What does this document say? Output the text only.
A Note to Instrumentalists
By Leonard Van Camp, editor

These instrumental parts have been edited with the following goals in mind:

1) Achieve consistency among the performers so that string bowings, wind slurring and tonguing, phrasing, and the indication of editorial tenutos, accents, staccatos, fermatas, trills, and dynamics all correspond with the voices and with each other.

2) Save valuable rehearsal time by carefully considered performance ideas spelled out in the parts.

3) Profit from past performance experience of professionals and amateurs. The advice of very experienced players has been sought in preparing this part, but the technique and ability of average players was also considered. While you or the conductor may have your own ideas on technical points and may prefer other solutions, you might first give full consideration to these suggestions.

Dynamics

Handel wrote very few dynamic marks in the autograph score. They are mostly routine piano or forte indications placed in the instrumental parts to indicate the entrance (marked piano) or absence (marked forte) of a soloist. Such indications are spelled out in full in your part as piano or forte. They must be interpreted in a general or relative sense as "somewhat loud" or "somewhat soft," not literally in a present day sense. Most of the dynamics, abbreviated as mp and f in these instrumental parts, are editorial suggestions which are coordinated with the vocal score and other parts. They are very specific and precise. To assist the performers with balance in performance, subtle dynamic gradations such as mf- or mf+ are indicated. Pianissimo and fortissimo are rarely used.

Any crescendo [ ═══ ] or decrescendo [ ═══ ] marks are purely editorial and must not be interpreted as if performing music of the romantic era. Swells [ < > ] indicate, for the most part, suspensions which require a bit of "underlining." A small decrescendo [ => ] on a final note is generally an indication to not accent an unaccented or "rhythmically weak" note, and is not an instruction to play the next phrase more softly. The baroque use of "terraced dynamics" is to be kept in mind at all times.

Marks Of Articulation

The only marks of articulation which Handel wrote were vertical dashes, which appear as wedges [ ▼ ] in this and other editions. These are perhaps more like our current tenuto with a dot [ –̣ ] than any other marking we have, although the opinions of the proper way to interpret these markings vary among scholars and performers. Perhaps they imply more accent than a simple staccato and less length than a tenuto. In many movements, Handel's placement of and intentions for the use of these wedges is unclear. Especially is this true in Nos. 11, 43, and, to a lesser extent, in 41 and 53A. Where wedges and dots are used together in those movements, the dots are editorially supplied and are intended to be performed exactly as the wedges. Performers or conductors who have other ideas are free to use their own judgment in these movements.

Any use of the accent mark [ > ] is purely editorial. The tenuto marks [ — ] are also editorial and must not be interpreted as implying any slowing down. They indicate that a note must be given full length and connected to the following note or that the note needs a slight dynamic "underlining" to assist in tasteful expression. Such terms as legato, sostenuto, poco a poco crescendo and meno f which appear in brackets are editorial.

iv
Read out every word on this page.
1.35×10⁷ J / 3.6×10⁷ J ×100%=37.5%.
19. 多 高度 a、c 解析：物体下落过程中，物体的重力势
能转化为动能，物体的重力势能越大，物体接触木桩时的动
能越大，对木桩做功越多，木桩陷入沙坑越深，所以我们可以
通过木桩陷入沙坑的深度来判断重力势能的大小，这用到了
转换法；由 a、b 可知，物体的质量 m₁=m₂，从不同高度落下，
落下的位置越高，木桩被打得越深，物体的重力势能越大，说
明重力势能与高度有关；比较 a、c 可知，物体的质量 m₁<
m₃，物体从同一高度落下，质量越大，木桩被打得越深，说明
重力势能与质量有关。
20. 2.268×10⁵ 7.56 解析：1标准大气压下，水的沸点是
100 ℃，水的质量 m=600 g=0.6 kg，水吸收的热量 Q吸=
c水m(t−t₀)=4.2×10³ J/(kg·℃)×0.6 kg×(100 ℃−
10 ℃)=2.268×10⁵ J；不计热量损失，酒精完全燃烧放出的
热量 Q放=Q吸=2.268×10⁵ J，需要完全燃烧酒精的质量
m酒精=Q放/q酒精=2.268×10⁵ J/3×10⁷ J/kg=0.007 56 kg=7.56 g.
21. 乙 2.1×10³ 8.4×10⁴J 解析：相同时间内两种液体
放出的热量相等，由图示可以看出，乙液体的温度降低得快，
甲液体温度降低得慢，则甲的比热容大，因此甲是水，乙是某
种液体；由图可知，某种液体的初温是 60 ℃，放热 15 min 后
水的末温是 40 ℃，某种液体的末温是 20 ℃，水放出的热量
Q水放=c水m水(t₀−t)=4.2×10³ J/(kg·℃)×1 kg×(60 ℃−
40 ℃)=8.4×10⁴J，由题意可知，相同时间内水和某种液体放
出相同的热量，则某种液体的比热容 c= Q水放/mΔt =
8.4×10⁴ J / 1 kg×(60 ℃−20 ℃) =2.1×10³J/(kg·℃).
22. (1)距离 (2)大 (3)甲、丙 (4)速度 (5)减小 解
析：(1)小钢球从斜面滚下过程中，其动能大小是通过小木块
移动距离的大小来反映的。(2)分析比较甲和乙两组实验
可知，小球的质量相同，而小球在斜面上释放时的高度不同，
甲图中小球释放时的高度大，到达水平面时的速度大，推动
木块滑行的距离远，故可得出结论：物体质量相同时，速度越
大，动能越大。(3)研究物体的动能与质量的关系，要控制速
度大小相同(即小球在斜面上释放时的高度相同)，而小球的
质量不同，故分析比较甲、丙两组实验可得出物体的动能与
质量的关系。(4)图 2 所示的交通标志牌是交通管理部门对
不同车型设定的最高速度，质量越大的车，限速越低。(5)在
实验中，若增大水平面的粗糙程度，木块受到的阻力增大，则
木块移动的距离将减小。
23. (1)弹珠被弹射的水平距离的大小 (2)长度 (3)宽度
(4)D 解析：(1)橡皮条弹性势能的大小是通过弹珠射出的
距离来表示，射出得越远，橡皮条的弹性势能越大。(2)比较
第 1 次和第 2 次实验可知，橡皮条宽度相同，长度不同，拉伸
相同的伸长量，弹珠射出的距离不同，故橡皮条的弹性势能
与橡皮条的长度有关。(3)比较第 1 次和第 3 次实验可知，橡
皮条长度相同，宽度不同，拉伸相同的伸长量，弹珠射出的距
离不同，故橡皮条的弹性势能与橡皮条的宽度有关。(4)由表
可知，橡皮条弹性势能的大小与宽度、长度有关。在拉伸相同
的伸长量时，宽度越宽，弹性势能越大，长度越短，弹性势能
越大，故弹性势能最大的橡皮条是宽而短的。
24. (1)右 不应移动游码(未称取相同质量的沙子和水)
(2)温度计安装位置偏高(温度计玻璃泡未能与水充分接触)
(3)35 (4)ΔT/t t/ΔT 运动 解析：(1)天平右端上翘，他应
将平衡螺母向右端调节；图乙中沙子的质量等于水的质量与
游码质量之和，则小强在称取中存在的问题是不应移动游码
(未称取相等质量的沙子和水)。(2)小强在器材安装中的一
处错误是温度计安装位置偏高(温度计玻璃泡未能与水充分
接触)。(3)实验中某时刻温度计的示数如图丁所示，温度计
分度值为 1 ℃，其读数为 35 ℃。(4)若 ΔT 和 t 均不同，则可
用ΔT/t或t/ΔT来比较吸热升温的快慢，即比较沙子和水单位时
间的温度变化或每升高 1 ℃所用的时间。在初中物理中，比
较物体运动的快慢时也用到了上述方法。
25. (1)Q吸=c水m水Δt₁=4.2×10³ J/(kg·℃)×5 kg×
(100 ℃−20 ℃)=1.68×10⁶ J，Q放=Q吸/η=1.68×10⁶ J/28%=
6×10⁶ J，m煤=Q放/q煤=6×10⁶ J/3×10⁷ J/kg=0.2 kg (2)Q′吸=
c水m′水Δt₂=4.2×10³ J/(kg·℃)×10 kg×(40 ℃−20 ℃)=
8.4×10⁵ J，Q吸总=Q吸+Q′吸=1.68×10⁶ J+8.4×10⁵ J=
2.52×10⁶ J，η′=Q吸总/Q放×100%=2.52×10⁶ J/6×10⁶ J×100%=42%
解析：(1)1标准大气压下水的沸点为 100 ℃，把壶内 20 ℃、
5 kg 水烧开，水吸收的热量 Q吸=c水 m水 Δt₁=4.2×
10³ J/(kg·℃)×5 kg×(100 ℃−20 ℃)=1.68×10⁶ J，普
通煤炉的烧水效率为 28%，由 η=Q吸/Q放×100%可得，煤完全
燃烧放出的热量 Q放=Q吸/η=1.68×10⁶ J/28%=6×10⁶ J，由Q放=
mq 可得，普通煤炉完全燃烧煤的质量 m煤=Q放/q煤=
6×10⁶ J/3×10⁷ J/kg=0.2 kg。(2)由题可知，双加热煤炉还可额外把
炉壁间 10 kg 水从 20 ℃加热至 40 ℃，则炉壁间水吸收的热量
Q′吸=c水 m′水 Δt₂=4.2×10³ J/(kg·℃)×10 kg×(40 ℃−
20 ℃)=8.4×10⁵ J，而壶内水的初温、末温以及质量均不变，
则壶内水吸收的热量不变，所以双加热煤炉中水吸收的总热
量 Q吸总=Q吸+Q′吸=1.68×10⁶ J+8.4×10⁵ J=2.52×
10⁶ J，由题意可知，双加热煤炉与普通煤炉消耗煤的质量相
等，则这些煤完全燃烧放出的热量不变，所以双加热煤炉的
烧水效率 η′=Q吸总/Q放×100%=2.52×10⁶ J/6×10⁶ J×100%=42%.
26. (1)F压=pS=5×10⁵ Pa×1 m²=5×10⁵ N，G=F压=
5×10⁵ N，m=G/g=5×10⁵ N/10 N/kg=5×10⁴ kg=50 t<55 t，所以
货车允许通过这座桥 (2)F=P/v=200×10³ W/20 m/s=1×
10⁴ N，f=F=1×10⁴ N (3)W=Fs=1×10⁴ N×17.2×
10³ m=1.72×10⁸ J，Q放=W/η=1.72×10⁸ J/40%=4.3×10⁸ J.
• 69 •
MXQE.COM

**What is being asked:** Which lines contain "木桩被打得越深"? Show each of them.

**Finished exercise:**
落下的位置越高，木桩被打得越深，物体的重力势能越大，说
m₃，物体从同一高度落下，质量越大，木桩被打得越深，说明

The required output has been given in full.